:: Study material ::
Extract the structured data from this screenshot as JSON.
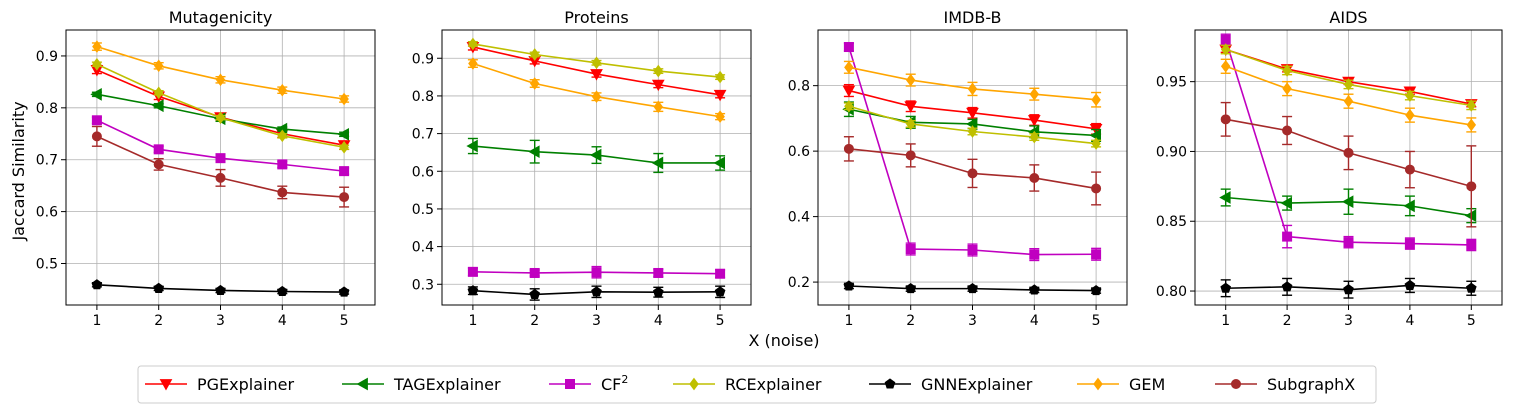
{
  "figure": {
    "xlabel": "X (noise)",
    "ylabel": "Jaccard Similarity"
  },
  "legend": {
    "placement": "bottom-center",
    "entries": [
      {
        "name": "PGExplainer",
        "color": "#ff0000",
        "marker": "triangle-down"
      },
      {
        "name": "TAGExplainer",
        "color": "#008000",
        "marker": "triangle-left"
      },
      {
        "name": "CF",
        "sup": "2",
        "color": "#c000c0",
        "marker": "square"
      },
      {
        "name": "RCExplainer",
        "color": "#bfbf00",
        "marker": "diamond"
      },
      {
        "name": "GNNExplainer",
        "color": "#000000",
        "marker": "pentagon"
      },
      {
        "name": "GEM",
        "color": "#ffa500",
        "marker": "diamond"
      },
      {
        "name": "SubgraphX",
        "color": "#a52a2a",
        "marker": "circle"
      }
    ]
  },
  "chart_data": [
    {
      "type": "line",
      "title": "Mutagenicity",
      "x": [
        1,
        2,
        3,
        4,
        5
      ],
      "xlim": [
        0.5,
        5.5
      ],
      "ylim": [
        0.42,
        0.95
      ],
      "yticks": [
        0.5,
        0.6,
        0.7,
        0.8,
        0.9
      ],
      "ytick_labels": [
        "0.5",
        "0.6",
        "0.7",
        "0.8",
        "0.9"
      ],
      "grid": true,
      "series": [
        {
          "name": "PGExplainer",
          "values": [
            0.873,
            0.822,
            0.782,
            0.75,
            0.728
          ],
          "err": [
            0.007,
            0.006,
            0.006,
            0.007,
            0.008
          ]
        },
        {
          "name": "TAGExplainer",
          "values": [
            0.826,
            0.804,
            0.779,
            0.759,
            0.749
          ],
          "err": [
            0.004,
            0.004,
            0.005,
            0.004,
            0.004
          ]
        },
        {
          "name": "CF",
          "values": [
            0.776,
            0.72,
            0.703,
            0.691,
            0.678
          ],
          "err": [
            0.006,
            0.006,
            0.006,
            0.006,
            0.006
          ]
        },
        {
          "name": "RCExplainer",
          "values": [
            0.884,
            0.829,
            0.781,
            0.746,
            0.724
          ],
          "err": [
            0.004,
            0.004,
            0.004,
            0.004,
            0.004
          ]
        },
        {
          "name": "GNNExplainer",
          "values": [
            0.459,
            0.452,
            0.448,
            0.446,
            0.445
          ],
          "err": [
            0.004,
            0.004,
            0.004,
            0.004,
            0.004
          ]
        },
        {
          "name": "GEM",
          "values": [
            0.918,
            0.881,
            0.854,
            0.834,
            0.817
          ],
          "err": [
            0.007,
            0.006,
            0.006,
            0.006,
            0.006
          ]
        },
        {
          "name": "SubgraphX",
          "values": [
            0.745,
            0.691,
            0.665,
            0.637,
            0.628
          ],
          "err": [
            0.019,
            0.011,
            0.016,
            0.012,
            0.019
          ]
        }
      ]
    },
    {
      "type": "line",
      "title": "Proteins",
      "x": [
        1,
        2,
        3,
        4,
        5
      ],
      "xlim": [
        0.5,
        5.5
      ],
      "ylim": [
        0.245,
        0.975
      ],
      "yticks": [
        0.3,
        0.4,
        0.5,
        0.6,
        0.7,
        0.8,
        0.9
      ],
      "ytick_labels": [
        "0.3",
        "0.4",
        "0.5",
        "0.6",
        "0.7",
        "0.8",
        "0.9"
      ],
      "grid": true,
      "series": [
        {
          "name": "PGExplainer",
          "values": [
            0.93,
            0.893,
            0.858,
            0.83,
            0.803
          ],
          "err": [
            0.008,
            0.008,
            0.008,
            0.008,
            0.008
          ]
        },
        {
          "name": "TAGExplainer",
          "values": [
            0.667,
            0.652,
            0.643,
            0.622,
            0.622
          ],
          "err": [
            0.02,
            0.03,
            0.022,
            0.025,
            0.019
          ]
        },
        {
          "name": "CF",
          "values": [
            0.333,
            0.33,
            0.332,
            0.33,
            0.328
          ],
          "err": [
            0.01,
            0.008,
            0.015,
            0.01,
            0.01
          ]
        },
        {
          "name": "RCExplainer",
          "values": [
            0.938,
            0.91,
            0.888,
            0.866,
            0.85
          ],
          "err": [
            0.006,
            0.006,
            0.006,
            0.006,
            0.006
          ]
        },
        {
          "name": "GNNExplainer",
          "values": [
            0.283,
            0.273,
            0.28,
            0.279,
            0.28
          ],
          "err": [
            0.01,
            0.015,
            0.015,
            0.013,
            0.015
          ]
        },
        {
          "name": "GEM",
          "values": [
            0.886,
            0.833,
            0.798,
            0.771,
            0.745
          ],
          "err": [
            0.01,
            0.01,
            0.01,
            0.012,
            0.008
          ]
        }
      ]
    },
    {
      "type": "line",
      "title": "IMDB-B",
      "x": [
        1,
        2,
        3,
        4,
        5
      ],
      "xlim": [
        0.5,
        5.5
      ],
      "ylim": [
        0.13,
        0.97
      ],
      "yticks": [
        0.2,
        0.4,
        0.6,
        0.8
      ],
      "ytick_labels": [
        "0.2",
        "0.4",
        "0.6",
        "0.8"
      ],
      "grid": true,
      "series": [
        {
          "name": "PGExplainer",
          "values": [
            0.785,
            0.737,
            0.717,
            0.695,
            0.668
          ],
          "err": [
            0.018,
            0.016,
            0.016,
            0.016,
            0.016
          ]
        },
        {
          "name": "TAGExplainer",
          "values": [
            0.728,
            0.688,
            0.683,
            0.659,
            0.648
          ],
          "err": [
            0.022,
            0.018,
            0.014,
            0.018,
            0.018
          ]
        },
        {
          "name": "CF",
          "values": [
            0.918,
            0.301,
            0.298,
            0.284,
            0.285
          ],
          "err": [
            0.012,
            0.018,
            0.018,
            0.018,
            0.018
          ]
        },
        {
          "name": "RCExplainer",
          "values": [
            0.737,
            0.683,
            0.66,
            0.643,
            0.623
          ],
          "err": [
            0.01,
            0.01,
            0.01,
            0.01,
            0.01
          ]
        },
        {
          "name": "GNNExplainer",
          "values": [
            0.188,
            0.18,
            0.18,
            0.176,
            0.174
          ],
          "err": [
            0.008,
            0.008,
            0.008,
            0.008,
            0.008
          ]
        },
        {
          "name": "GEM",
          "values": [
            0.856,
            0.817,
            0.79,
            0.774,
            0.757
          ],
          "err": [
            0.018,
            0.018,
            0.02,
            0.018,
            0.022
          ]
        },
        {
          "name": "SubgraphX",
          "values": [
            0.607,
            0.587,
            0.532,
            0.518,
            0.486
          ],
          "err": [
            0.037,
            0.035,
            0.043,
            0.04,
            0.05
          ]
        }
      ]
    },
    {
      "type": "line",
      "title": "AIDS",
      "x": [
        1,
        2,
        3,
        4,
        5
      ],
      "xlim": [
        0.5,
        5.5
      ],
      "ylim": [
        0.79,
        0.987
      ],
      "yticks": [
        0.8,
        0.85,
        0.9,
        0.95
      ],
      "ytick_labels": [
        "0.80",
        "0.85",
        "0.90",
        "0.95"
      ],
      "grid": true,
      "series": [
        {
          "name": "PGExplainer",
          "values": [
            0.973,
            0.959,
            0.95,
            0.943,
            0.934
          ],
          "err": [
            0.002,
            0.002,
            0.002,
            0.002,
            0.002
          ]
        },
        {
          "name": "TAGExplainer",
          "values": [
            0.867,
            0.863,
            0.864,
            0.861,
            0.854
          ],
          "err": [
            0.006,
            0.005,
            0.009,
            0.007,
            0.005
          ]
        },
        {
          "name": "CF",
          "values": [
            0.98,
            0.839,
            0.835,
            0.834,
            0.833
          ],
          "err": [
            0.004,
            0.008,
            0.004,
            0.004,
            0.004
          ]
        },
        {
          "name": "RCExplainer",
          "values": [
            0.973,
            0.958,
            0.948,
            0.94,
            0.933
          ],
          "err": [
            0.003,
            0.003,
            0.003,
            0.003,
            0.003
          ]
        },
        {
          "name": "GNNExplainer",
          "values": [
            0.802,
            0.803,
            0.801,
            0.804,
            0.802
          ],
          "err": [
            0.006,
            0.006,
            0.006,
            0.005,
            0.005
          ]
        },
        {
          "name": "GEM",
          "values": [
            0.961,
            0.945,
            0.936,
            0.926,
            0.919
          ],
          "err": [
            0.005,
            0.005,
            0.005,
            0.005,
            0.005
          ]
        },
        {
          "name": "SubgraphX",
          "values": [
            0.923,
            0.915,
            0.899,
            0.887,
            0.875
          ],
          "err": [
            0.012,
            0.01,
            0.012,
            0.013,
            0.029
          ]
        }
      ]
    }
  ]
}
:::
* **What is required**:
Copy out each line from the preceding entries that mentions the word "marker".

* **Task result**:
        "marker": "triangle-down"
        "marker": "triangle-left"
        "marker": "square"
        "marker": "diamond"
        "marker": "pentagon"
        "marker": "diamond"
        "marker": "circle"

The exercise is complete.